The problem: Copy out each line of the listing that has the word "keempat" in it.
◇ ◇ ◇ ◇ ◇
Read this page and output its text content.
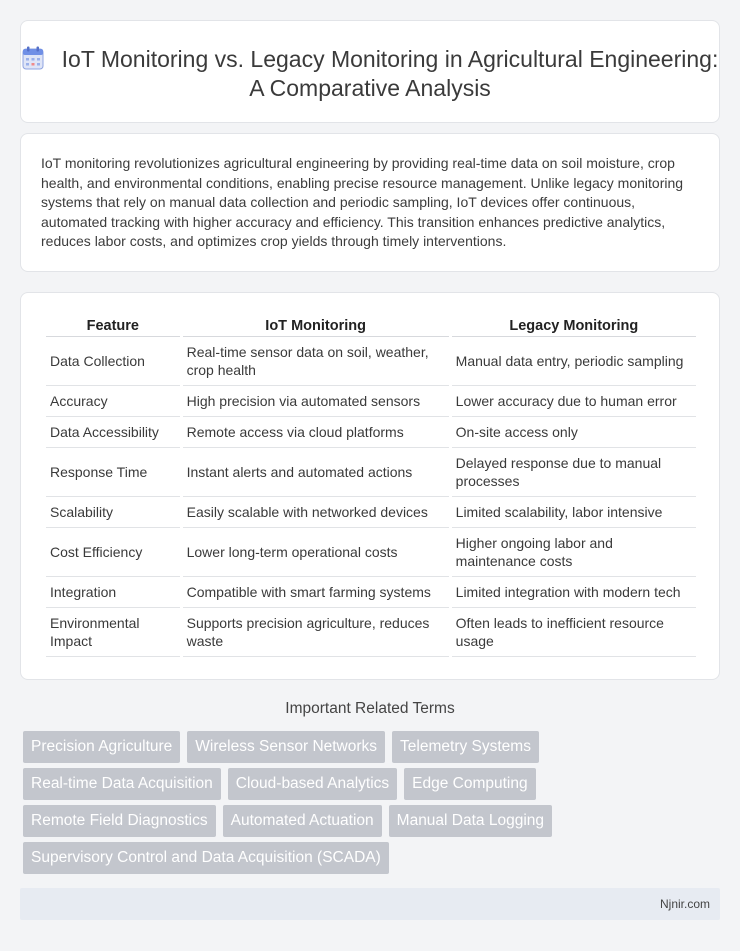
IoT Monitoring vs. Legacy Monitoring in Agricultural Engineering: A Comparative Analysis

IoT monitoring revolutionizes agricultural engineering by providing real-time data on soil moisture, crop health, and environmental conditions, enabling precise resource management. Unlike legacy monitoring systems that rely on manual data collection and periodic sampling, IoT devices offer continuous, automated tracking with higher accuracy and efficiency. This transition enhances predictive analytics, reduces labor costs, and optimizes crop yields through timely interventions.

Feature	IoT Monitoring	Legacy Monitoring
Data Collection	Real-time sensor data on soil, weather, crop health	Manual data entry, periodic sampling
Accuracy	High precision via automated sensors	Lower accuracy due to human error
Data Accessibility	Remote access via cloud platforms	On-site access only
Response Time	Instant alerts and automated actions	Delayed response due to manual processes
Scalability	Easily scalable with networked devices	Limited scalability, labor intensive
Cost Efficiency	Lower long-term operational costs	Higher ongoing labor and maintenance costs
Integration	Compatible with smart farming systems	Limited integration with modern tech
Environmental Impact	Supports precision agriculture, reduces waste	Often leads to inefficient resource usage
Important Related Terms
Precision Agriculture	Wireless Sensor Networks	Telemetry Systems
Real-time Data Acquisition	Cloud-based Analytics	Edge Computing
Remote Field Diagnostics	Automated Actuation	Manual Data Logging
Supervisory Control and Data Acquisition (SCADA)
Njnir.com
◇ ◇ ◇ ◇ ◇
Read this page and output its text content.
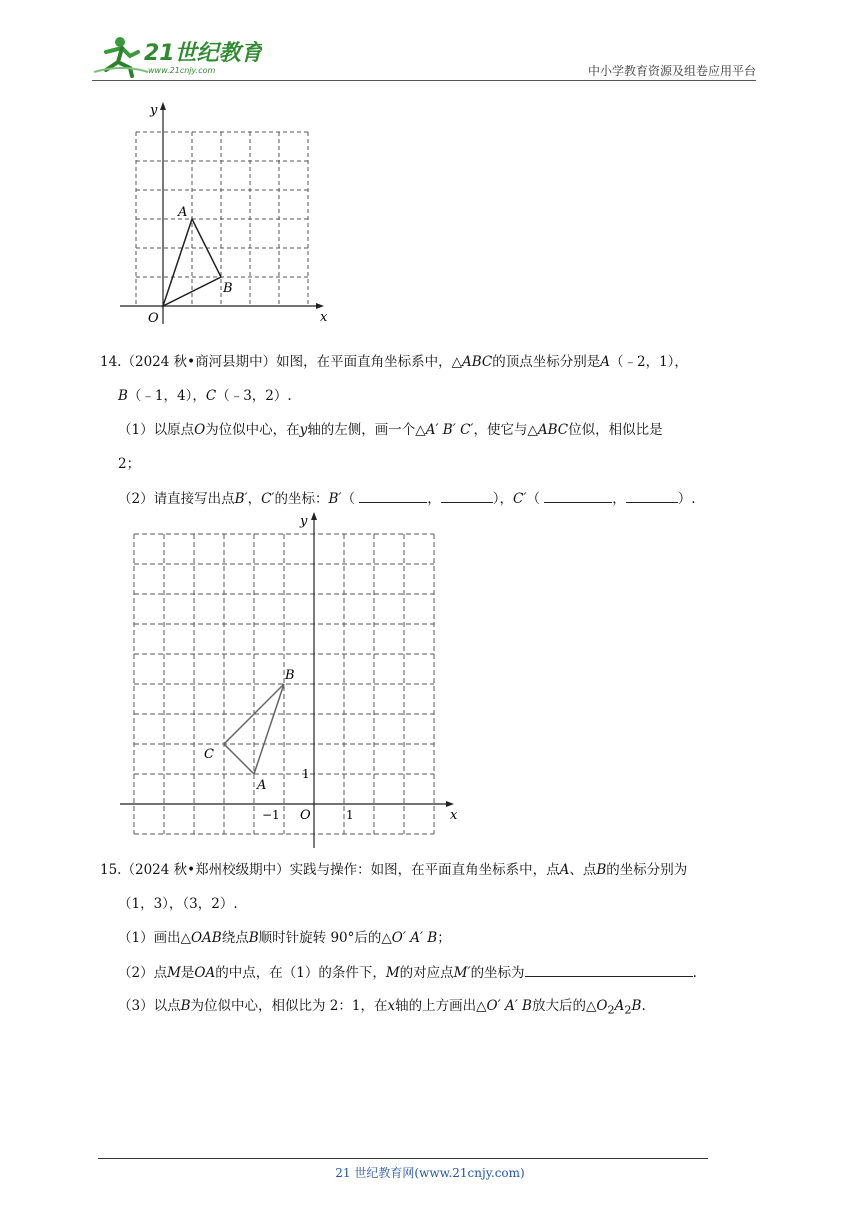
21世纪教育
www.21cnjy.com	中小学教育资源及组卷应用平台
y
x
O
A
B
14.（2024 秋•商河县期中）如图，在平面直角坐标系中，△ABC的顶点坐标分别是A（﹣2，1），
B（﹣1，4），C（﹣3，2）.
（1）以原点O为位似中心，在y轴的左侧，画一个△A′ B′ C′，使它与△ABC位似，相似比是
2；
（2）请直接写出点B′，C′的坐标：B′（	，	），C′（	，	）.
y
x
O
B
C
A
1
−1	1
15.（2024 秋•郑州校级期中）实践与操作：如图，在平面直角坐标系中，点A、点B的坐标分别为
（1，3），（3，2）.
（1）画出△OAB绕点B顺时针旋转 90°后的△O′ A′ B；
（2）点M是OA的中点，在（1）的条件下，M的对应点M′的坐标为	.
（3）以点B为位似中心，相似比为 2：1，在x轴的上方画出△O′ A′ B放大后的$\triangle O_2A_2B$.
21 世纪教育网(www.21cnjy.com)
◇ ◇ ◇ ◇ ◇
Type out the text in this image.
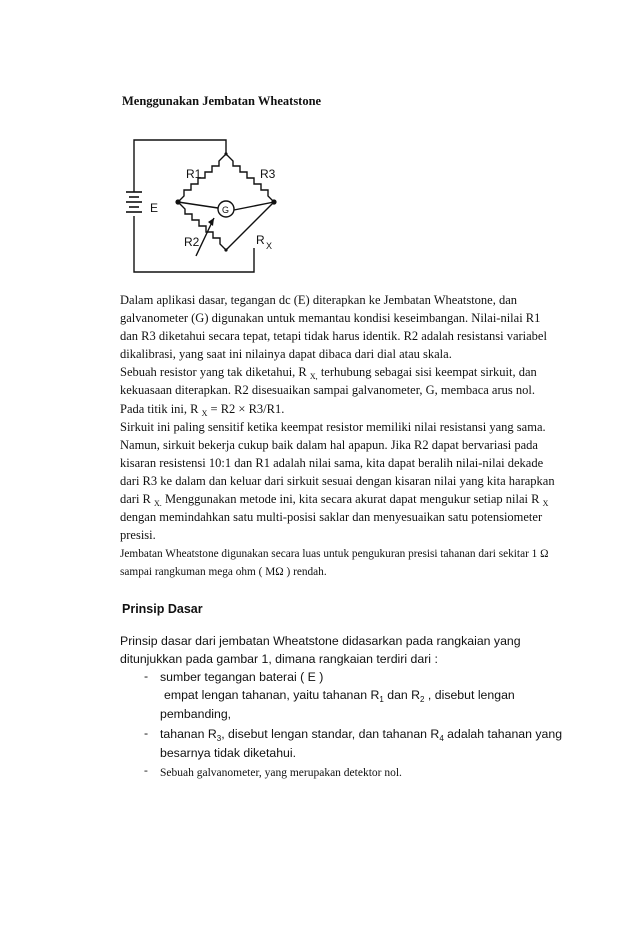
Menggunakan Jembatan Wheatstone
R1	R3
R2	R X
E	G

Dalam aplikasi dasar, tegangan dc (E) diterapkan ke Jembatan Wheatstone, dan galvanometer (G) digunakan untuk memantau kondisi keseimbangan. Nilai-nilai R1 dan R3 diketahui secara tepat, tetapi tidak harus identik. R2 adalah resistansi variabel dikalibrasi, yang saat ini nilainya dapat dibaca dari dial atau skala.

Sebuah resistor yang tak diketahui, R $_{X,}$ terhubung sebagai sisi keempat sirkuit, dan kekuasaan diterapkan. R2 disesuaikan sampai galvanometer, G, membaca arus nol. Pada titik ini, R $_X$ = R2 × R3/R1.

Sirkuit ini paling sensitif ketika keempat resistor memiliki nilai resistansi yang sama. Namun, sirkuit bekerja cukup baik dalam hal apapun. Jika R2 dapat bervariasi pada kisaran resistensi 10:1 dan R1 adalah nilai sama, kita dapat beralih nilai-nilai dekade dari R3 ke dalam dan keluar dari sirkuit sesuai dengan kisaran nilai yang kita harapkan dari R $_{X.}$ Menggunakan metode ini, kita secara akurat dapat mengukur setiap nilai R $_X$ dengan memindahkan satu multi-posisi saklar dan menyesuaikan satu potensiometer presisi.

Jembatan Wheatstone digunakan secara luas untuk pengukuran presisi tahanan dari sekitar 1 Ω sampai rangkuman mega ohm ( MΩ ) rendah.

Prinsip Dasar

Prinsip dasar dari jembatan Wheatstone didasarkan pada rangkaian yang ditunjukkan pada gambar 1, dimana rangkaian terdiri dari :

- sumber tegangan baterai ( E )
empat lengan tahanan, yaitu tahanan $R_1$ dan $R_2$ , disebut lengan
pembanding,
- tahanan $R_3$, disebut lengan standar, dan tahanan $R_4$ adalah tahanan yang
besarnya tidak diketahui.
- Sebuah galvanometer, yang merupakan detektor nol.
◇ ◇ ◇ ◇ ◇
Completed exercise:
Sebuah resistor yang tak diketahui, R $_{X,}$ terhubung sebagai sisi keempat sirkuit, dan kekuasaan diterapkan. R2 disesuaikan sampai galvanometer, G, membaca arus nol. Pada titik ini, R $_X$ = R2 × R3/R1.
Sirkuit ini paling sensitif ketika keempat resistor memiliki nilai resistansi yang sama. Namun, sirkuit bekerja cukup baik dalam hal apapun. Jika R2 dapat bervariasi pada kisaran resistensi 10:1 dan R1 adalah nilai sama, kita dapat beralih nilai-nilai dekade dari R3 ke dalam dan keluar dari sirkuit sesuai dengan kisaran nilai yang kita harapkan dari R $_{X.}$ Menggunakan metode ini, kita secara akurat dapat mengukur setiap nilai R $_X$ dengan memindahkan satu multi-posisi saklar dan menyesuaikan satu potensiometer presisi.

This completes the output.